> **GIVEN DATA**
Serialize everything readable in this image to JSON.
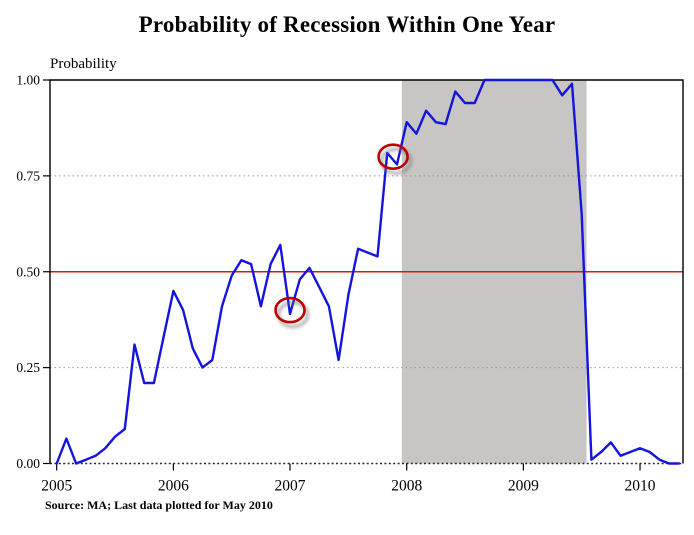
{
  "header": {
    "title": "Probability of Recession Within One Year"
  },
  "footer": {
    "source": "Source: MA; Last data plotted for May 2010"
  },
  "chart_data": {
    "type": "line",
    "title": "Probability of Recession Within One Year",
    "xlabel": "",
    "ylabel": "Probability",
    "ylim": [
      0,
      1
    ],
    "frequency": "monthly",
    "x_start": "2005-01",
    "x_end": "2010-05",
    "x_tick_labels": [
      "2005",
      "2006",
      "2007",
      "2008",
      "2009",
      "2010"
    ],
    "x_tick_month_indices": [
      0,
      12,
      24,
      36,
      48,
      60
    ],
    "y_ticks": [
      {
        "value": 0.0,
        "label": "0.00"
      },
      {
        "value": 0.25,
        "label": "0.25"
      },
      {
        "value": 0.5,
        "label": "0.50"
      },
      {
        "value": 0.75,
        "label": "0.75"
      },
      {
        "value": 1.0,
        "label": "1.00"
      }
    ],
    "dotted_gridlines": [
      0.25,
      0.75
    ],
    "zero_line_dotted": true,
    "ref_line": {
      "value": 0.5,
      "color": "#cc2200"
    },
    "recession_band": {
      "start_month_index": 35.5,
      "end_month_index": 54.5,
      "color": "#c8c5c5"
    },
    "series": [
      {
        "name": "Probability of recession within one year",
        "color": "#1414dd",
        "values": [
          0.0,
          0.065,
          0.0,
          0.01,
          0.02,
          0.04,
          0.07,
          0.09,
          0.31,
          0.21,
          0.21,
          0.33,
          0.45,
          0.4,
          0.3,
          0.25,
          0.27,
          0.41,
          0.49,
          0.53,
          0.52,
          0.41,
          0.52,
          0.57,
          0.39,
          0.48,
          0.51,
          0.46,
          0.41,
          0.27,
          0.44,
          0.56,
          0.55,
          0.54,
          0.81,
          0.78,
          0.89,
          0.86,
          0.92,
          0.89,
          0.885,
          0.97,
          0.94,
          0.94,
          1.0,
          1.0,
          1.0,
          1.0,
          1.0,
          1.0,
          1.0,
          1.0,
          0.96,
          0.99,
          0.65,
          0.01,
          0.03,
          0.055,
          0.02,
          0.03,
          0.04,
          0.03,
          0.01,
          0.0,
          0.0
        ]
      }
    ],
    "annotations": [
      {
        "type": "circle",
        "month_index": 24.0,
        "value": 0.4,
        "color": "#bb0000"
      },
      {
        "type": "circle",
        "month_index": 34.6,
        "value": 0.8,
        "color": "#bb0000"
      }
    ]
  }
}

--

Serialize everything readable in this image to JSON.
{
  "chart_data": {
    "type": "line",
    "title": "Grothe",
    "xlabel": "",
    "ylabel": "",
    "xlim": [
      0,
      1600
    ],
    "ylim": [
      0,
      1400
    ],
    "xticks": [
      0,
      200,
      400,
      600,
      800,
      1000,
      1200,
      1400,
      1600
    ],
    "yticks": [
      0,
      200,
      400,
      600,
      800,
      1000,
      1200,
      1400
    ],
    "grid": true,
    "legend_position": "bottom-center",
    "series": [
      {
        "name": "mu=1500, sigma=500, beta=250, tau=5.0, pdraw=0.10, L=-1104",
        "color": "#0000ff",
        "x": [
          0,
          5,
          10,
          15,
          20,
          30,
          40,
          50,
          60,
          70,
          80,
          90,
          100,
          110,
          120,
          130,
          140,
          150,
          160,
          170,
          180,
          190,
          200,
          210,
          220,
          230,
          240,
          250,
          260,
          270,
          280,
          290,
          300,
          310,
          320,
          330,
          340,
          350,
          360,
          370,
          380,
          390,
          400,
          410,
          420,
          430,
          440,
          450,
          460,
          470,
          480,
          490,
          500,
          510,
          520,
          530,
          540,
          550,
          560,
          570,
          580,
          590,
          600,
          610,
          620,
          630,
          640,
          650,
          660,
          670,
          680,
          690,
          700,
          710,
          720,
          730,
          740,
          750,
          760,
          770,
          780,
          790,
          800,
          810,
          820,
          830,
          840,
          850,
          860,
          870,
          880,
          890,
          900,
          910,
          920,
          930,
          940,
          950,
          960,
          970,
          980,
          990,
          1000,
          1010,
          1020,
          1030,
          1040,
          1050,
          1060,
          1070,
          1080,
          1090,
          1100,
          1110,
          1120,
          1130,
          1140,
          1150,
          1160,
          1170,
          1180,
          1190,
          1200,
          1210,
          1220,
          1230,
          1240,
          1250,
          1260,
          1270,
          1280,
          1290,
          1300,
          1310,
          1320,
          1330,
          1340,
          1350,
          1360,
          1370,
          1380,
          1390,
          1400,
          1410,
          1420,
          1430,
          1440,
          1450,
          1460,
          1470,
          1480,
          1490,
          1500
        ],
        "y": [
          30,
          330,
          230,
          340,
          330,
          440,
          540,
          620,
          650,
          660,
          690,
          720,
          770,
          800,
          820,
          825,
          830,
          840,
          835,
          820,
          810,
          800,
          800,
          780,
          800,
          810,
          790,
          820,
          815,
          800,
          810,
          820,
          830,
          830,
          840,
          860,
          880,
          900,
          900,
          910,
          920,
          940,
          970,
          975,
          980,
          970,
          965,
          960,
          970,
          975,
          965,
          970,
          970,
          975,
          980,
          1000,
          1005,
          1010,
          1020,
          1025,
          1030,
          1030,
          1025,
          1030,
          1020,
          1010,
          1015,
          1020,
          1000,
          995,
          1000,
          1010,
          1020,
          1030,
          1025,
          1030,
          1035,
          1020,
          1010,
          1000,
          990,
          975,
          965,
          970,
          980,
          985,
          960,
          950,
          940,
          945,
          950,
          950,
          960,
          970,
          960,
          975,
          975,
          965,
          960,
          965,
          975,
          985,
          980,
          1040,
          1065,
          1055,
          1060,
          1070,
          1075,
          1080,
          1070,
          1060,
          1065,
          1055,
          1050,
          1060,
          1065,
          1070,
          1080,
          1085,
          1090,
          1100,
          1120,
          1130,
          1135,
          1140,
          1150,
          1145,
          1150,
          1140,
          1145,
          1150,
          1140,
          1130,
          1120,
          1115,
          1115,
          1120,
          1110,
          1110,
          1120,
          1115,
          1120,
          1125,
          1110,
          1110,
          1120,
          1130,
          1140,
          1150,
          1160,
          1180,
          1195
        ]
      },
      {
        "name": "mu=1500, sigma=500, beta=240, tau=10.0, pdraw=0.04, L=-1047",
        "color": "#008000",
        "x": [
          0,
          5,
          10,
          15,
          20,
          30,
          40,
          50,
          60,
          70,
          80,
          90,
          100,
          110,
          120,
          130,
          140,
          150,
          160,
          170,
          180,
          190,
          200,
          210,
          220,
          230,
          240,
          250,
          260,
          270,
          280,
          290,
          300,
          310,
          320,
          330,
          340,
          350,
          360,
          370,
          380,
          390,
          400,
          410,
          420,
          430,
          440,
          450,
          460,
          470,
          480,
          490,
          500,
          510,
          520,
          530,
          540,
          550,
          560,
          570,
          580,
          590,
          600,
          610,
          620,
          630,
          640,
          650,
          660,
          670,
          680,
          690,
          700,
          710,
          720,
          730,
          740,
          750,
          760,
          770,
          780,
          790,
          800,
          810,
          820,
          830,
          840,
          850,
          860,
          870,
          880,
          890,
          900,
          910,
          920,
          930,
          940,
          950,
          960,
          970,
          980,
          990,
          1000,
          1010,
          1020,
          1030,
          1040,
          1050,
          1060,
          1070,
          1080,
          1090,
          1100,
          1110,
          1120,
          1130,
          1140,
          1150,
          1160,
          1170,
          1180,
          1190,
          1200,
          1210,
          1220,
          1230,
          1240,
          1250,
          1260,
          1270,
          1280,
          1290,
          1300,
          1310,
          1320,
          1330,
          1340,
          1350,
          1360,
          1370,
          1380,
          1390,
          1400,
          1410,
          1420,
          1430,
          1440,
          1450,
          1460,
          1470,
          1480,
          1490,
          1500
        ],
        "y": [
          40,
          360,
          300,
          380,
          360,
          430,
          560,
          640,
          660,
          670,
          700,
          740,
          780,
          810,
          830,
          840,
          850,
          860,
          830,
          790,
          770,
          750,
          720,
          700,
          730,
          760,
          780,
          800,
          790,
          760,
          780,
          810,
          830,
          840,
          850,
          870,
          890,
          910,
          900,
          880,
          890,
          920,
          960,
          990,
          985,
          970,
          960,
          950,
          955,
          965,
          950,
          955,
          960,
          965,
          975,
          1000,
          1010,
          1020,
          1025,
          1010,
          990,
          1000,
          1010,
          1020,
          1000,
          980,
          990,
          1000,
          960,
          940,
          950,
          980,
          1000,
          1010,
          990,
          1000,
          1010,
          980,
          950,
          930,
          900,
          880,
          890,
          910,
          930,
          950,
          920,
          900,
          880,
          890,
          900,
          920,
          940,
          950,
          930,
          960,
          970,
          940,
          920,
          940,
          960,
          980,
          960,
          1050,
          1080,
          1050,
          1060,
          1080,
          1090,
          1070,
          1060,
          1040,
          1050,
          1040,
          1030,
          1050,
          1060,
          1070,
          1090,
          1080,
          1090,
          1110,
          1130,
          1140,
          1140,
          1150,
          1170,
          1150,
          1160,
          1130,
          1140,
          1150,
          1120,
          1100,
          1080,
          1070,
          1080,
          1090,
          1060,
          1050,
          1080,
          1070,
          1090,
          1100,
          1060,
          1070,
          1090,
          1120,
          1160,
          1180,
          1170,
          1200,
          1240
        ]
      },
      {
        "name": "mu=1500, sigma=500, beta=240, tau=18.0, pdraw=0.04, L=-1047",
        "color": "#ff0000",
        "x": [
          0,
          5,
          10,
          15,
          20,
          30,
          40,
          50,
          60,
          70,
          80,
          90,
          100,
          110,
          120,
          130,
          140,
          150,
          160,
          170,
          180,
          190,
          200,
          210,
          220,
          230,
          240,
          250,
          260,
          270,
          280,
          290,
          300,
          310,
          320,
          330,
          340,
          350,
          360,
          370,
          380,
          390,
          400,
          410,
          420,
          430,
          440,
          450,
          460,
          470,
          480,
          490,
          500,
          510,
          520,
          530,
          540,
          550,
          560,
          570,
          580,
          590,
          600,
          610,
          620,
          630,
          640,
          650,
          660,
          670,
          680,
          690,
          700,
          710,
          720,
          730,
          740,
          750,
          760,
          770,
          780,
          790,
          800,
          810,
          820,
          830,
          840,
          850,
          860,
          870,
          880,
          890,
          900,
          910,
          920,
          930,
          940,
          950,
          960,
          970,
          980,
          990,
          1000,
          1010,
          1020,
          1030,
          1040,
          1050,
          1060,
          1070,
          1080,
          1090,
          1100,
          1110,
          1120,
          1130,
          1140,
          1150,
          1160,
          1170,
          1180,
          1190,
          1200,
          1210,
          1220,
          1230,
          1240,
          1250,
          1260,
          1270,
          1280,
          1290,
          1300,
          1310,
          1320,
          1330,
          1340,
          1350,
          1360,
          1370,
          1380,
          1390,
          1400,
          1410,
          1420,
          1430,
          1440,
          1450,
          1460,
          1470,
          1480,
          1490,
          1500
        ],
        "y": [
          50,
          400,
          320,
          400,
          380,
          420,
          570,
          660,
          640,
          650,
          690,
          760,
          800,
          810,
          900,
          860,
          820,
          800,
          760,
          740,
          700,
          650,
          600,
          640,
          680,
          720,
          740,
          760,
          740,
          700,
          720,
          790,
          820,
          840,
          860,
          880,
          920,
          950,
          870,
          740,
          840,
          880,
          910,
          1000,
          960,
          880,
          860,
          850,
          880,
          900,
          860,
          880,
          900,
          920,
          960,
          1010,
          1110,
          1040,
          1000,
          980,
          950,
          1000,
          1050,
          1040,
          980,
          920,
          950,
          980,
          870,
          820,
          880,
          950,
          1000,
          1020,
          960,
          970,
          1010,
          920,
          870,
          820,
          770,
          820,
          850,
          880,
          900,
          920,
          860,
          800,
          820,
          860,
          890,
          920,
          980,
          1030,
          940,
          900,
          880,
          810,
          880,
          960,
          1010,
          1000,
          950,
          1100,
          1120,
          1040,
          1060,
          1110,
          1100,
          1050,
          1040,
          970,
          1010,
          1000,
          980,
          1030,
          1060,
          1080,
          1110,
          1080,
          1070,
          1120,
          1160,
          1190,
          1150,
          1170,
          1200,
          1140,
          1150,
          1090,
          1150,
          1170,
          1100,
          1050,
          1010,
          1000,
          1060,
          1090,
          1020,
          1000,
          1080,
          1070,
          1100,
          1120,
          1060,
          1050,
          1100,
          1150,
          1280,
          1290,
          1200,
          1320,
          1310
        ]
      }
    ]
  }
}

> **EXERCISE GOAL**
Select every line of the records holding the string "color".

> **RESULT OF THIS TASK**
      "color": "#cc2200"
      "color": "#c8c5c5"
        "color": "#1414dd",
        "color": "#bb0000"
        "color": "#bb0000"
        "color": "#0000ff",
        "color": "#008000",
        "color": "#ff0000",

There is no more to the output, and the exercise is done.